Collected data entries
## BEGIN

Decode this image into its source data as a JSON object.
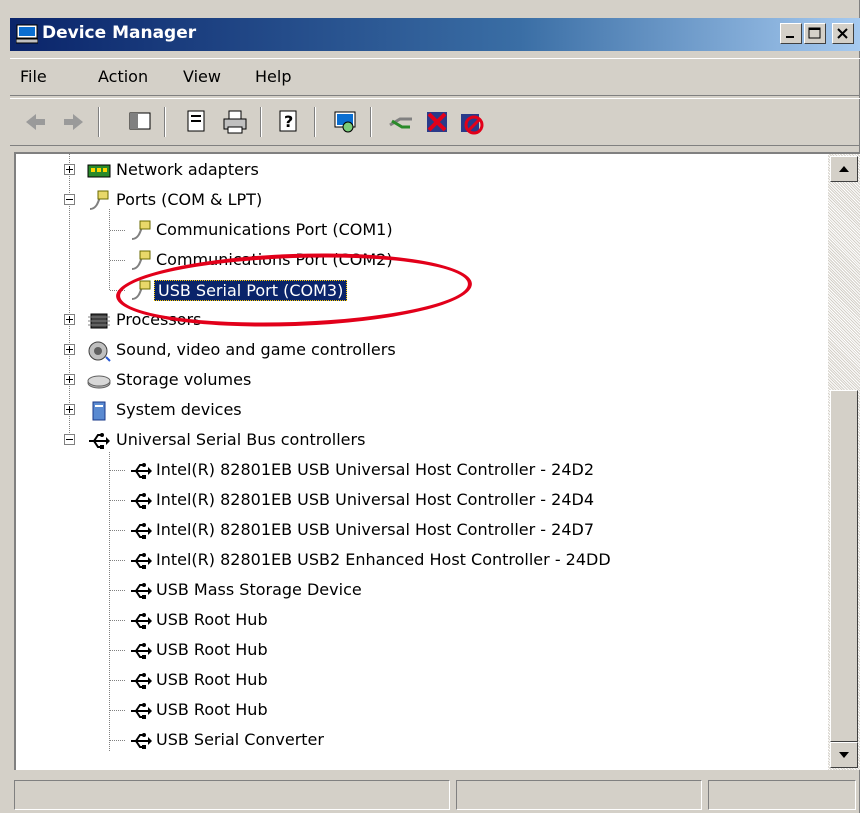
{
  "window": {
    "title": "Device Manager",
    "buttons": [
      "minimize-icon",
      "restore-icon",
      "close-icon"
    ]
  },
  "menu": [
    "File",
    "Action",
    "View",
    "Help"
  ],
  "toolbar": [
    "back-arrow-icon",
    "forward-arrow-icon",
    "console-tree-icon",
    "properties-icon",
    "print-icon",
    "help-icon",
    "scan-hardware-icon",
    "update-driver-icon",
    "uninstall-icon",
    "disable-icon"
  ],
  "tree": {
    "network_adapters": "Network adapters",
    "ports": "Ports (COM & LPT)",
    "com1": "Communications Port (COM1)",
    "com2": "Communications Port (COM2)",
    "com3": "USB Serial Port (COM3)",
    "processors": "Processors",
    "sound": "Sound, video and game controllers",
    "storage": "Storage volumes",
    "system": "System devices",
    "usb_controllers": "Universal Serial Bus controllers",
    "usb_children": [
      "Intel(R) 82801EB USB Universal Host Controller - 24D2",
      "Intel(R) 82801EB USB Universal Host Controller - 24D4",
      "Intel(R) 82801EB USB Universal Host Controller - 24D7",
      "Intel(R) 82801EB USB2 Enhanced Host Controller - 24DD",
      "USB Mass Storage Device",
      "USB Root Hub",
      "USB Root Hub",
      "USB Root Hub",
      "USB Root Hub",
      "USB Serial Converter"
    ]
  },
  "highlight_color": "#e2001a",
  "selection_color": "#0a246a"
}
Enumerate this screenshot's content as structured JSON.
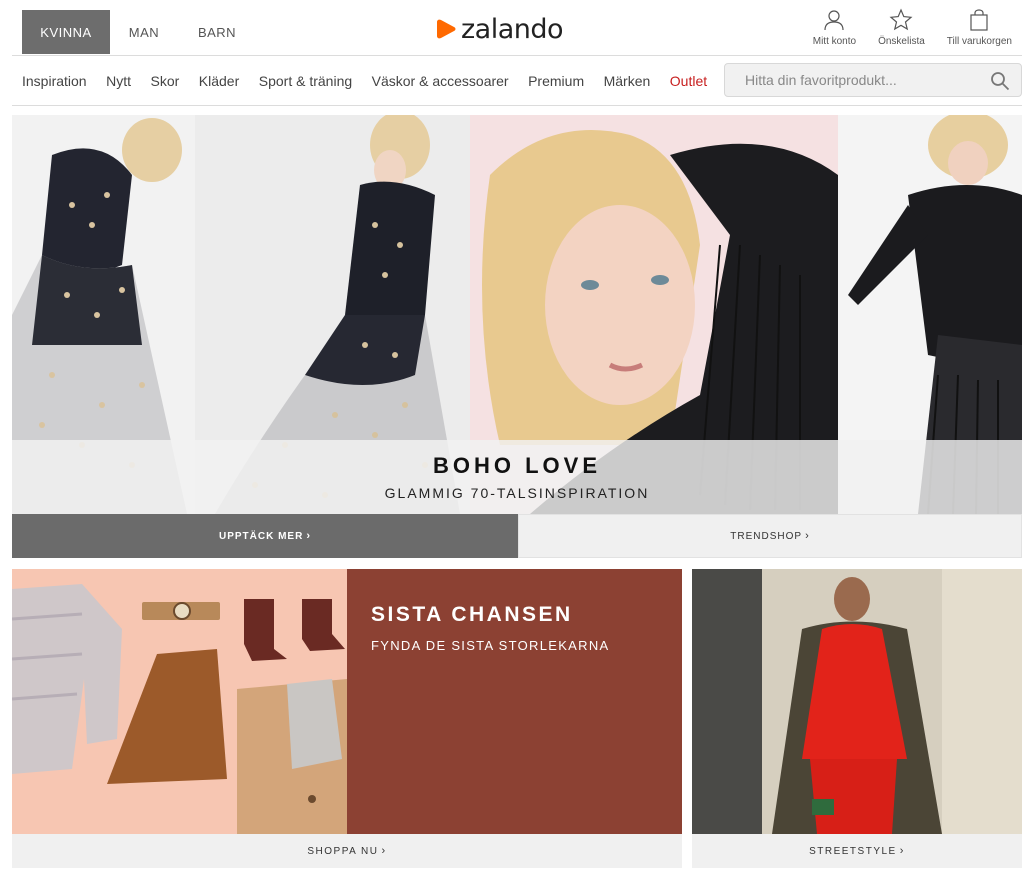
{
  "header": {
    "gender_tabs": [
      {
        "label": "KVINNA",
        "active": true
      },
      {
        "label": "MAN",
        "active": false
      },
      {
        "label": "BARN",
        "active": false
      }
    ],
    "logo_text": "zalando",
    "account_links": {
      "account": "Mitt konto",
      "wishlist": "Önskelista",
      "cart": "Till varukorgen"
    }
  },
  "nav": {
    "items": [
      "Inspiration",
      "Nytt",
      "Skor",
      "Kläder",
      "Sport & träning",
      "Väskor & accessoarer",
      "Premium",
      "Märken",
      "Outlet"
    ],
    "search_placeholder": "Hitta din favoritprodukt..."
  },
  "hero": {
    "title": "BOHO LOVE",
    "subtitle": "GLAMMIG 70-TALSINSPIRATION",
    "cta_primary": "UPPTÄCK MER",
    "cta_secondary": "TRENDSHOP"
  },
  "promo_left": {
    "title": "SISTA CHANSEN",
    "subtitle": "FYNDA DE SISTA STORLEKARNA",
    "cta": "SHOPPA NU"
  },
  "promo_right": {
    "cta": "STREETSTYLE"
  },
  "colors": {
    "accent_orange": "#ff6900",
    "outlet_red": "#c71f1f",
    "promo_brown": "#8c4133",
    "active_tab": "#6d6d6d"
  },
  "icons": {
    "account": "user-icon",
    "wishlist": "star-icon",
    "cart": "shopping-bag-icon",
    "search": "search-icon",
    "chevron": "chevron-right-icon"
  }
}
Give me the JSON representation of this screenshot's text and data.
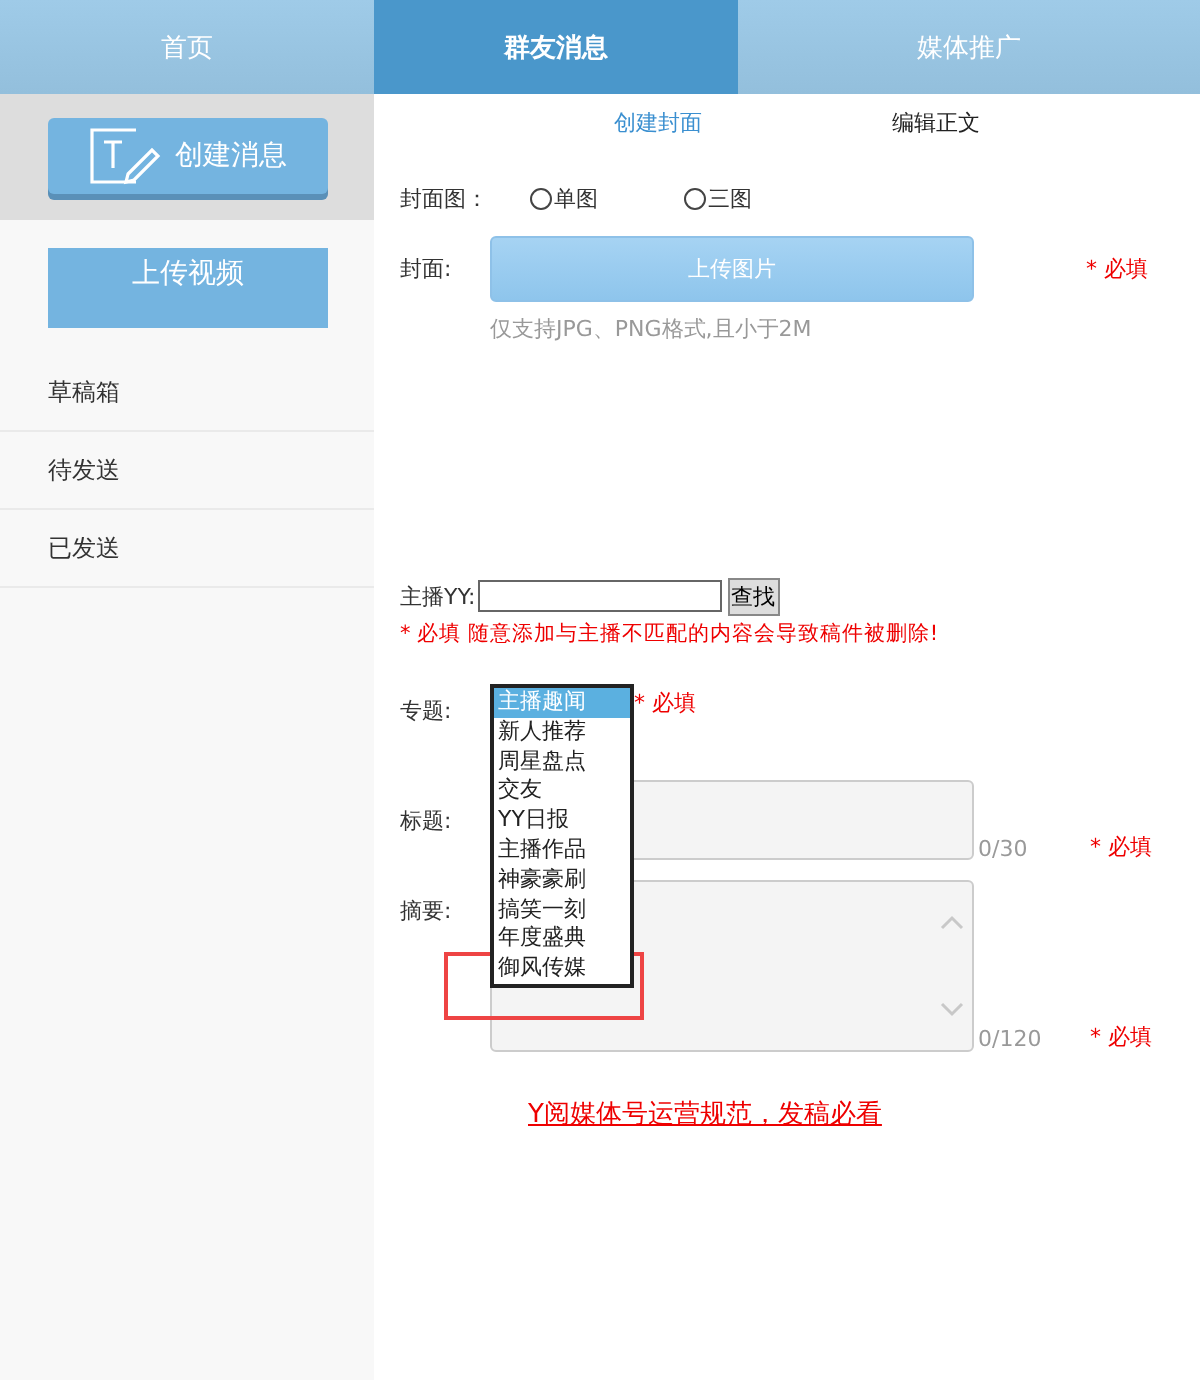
{
  "tabs": [
    {
      "label": "首页",
      "selected": false
    },
    {
      "label": "群友消息",
      "selected": true
    },
    {
      "label": "媒体推广",
      "selected": false
    }
  ],
  "sidebar": {
    "create_button": "创建消息",
    "upload_button": "上传视频",
    "items": [
      {
        "label": "草稿箱"
      },
      {
        "label": "待发送"
      },
      {
        "label": "已发送"
      }
    ]
  },
  "subtabs": [
    {
      "label": "创建封面",
      "selected": true
    },
    {
      "label": "编辑正文",
      "selected": false
    }
  ],
  "form": {
    "cover_type": {
      "label": "封面图：",
      "options": [
        {
          "label": "单图",
          "selected": false
        },
        {
          "label": "三图",
          "selected": false
        }
      ]
    },
    "cover": {
      "label": "封面:",
      "button": "上传图片",
      "required": "* 必填",
      "hint": "仅支持JPG、PNG格式,且小于2M"
    },
    "anchor": {
      "label": "主播YY:",
      "button": "查找",
      "warning": "* 必填 随意添加与主播不匹配的内容会导致稿件被删除!"
    },
    "topic": {
      "label": "专题:",
      "required": "* 必填",
      "options": [
        {
          "label": "主播趣闻",
          "selected": true
        },
        {
          "label": "新人推荐",
          "selected": false
        },
        {
          "label": "周星盘点",
          "selected": false
        },
        {
          "label": "交友",
          "selected": false
        },
        {
          "label": "YY日报",
          "selected": false
        },
        {
          "label": "主播作品",
          "selected": false
        },
        {
          "label": "神豪豪刷",
          "selected": false
        },
        {
          "label": "搞笑一刻",
          "selected": false
        },
        {
          "label": "年度盛典",
          "selected": false
        },
        {
          "label": "御风传媒",
          "selected": false
        }
      ]
    },
    "title": {
      "label": "标题:",
      "counter": "0/30",
      "required": "* 必填"
    },
    "summary": {
      "label": "摘要:",
      "counter": "0/120",
      "required": "* 必填"
    }
  },
  "link": "Y阅媒体号运营规范，发稿必看"
}
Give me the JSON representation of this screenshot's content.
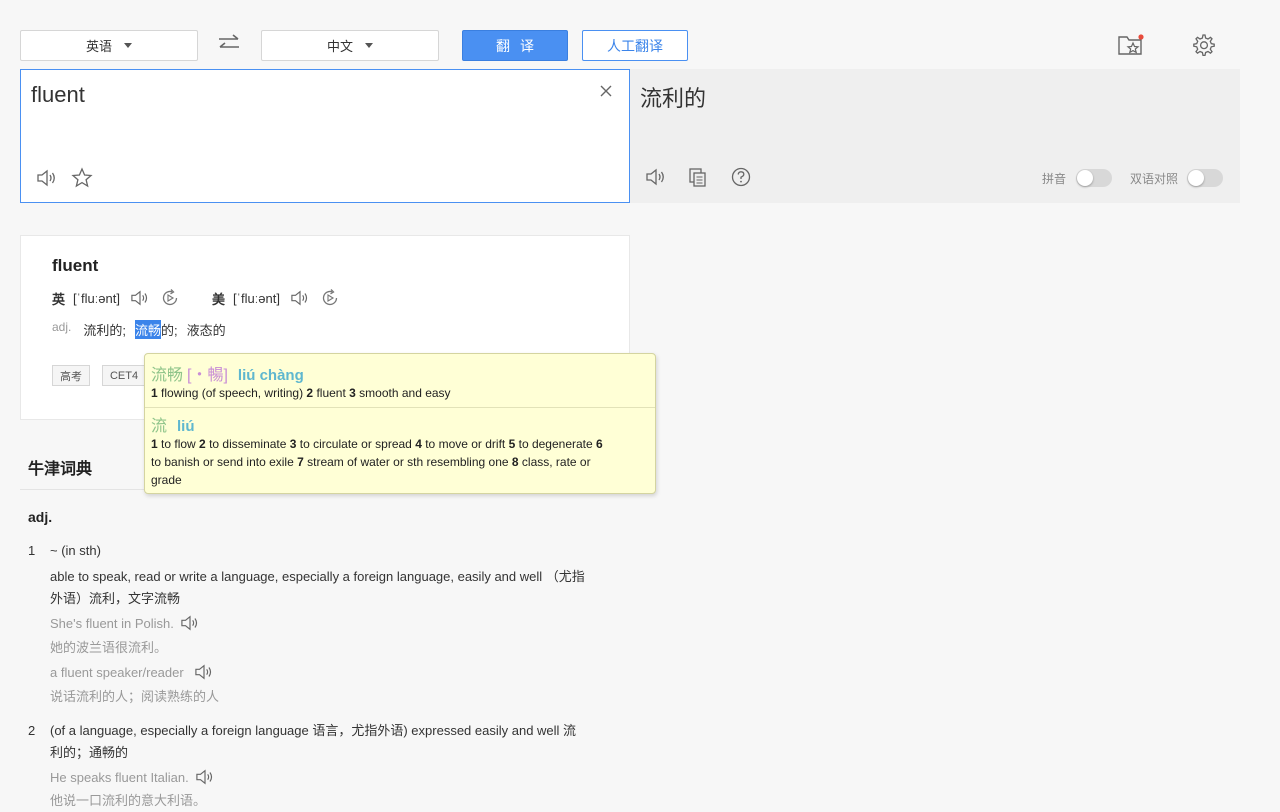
{
  "toolbar": {
    "source_lang": "英语",
    "target_lang": "中文",
    "translate_label": "翻译",
    "human_translate_label": "人工翻译"
  },
  "input": {
    "text": "fluent"
  },
  "output": {
    "text": "流利的",
    "pinyin_label": "拼音",
    "bilingual_label": "双语对照",
    "pinyin_enabled": false,
    "bilingual_enabled": false
  },
  "dictionary": {
    "word": "fluent",
    "uk": {
      "region": "英",
      "ipa": "[ˈfluːənt]"
    },
    "us": {
      "region": "美",
      "ipa": "[ˈfluːənt]"
    },
    "pos": "adj.",
    "meaning_1": "流利的;",
    "meaning_2_highlight": "流畅",
    "meaning_2_rest": "的;",
    "meaning_3": "液态的",
    "tags": [
      "高考",
      "CET4"
    ]
  },
  "popup": {
    "entry1": {
      "hanzi": "流畅",
      "traditional": "[・暢]",
      "pinyin": "liú chàng",
      "defs": [
        {
          "n": "1",
          "t": "flowing (of speech, writing)"
        },
        {
          "n": "2",
          "t": "fluent"
        },
        {
          "n": "3",
          "t": "smooth and easy"
        }
      ]
    },
    "entry2": {
      "hanzi": "流",
      "pinyin": "liú",
      "defs": [
        {
          "n": "1",
          "t": "to flow"
        },
        {
          "n": "2",
          "t": "to disseminate"
        },
        {
          "n": "3",
          "t": "to circulate or spread"
        },
        {
          "n": "4",
          "t": "to move or drift"
        },
        {
          "n": "5",
          "t": "to degenerate"
        },
        {
          "n": "6",
          "t": "to banish or send into exile"
        },
        {
          "n": "7",
          "t": "stream of water or sth resembling one"
        },
        {
          "n": "8",
          "t": "class, rate or grade"
        }
      ]
    }
  },
  "oxford": {
    "title": "牛津词典",
    "pos": "adj.",
    "sense1": {
      "num": "1",
      "pattern": "~ (in sth)",
      "def_line1": "able to speak, read or write a language, especially a foreign language, easily and well （尤指",
      "def_line2": "外语）流利，文字流畅",
      "ex1_en": "She's fluent in Polish.",
      "ex1_zh": "她的波兰语很流利。",
      "ex2_en": "a fluent speaker/reader",
      "ex2_zh": "说话流利的人；阅读熟练的人"
    },
    "sense2": {
      "num": "2",
      "def_line1": "(of a language, especially a foreign language 语言，尤指外语) expressed easily and well 流",
      "def_line2": "利的；通畅的",
      "ex1_en": "He speaks fluent Italian.",
      "ex1_zh": "他说一口流利的意大利语。"
    }
  }
}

## END

Problem
Collect every line with the string "Intel" from the records, and copy each.

Solved problem
      "Intel(R) 82801EB USB Universal Host Controller - 24D2",
      "Intel(R) 82801EB USB Universal Host Controller - 24D4",
      "Intel(R) 82801EB USB Universal Host Controller - 24D7",
      "Intel(R) 82801EB USB2 Enhanced Host Controller - 24DD",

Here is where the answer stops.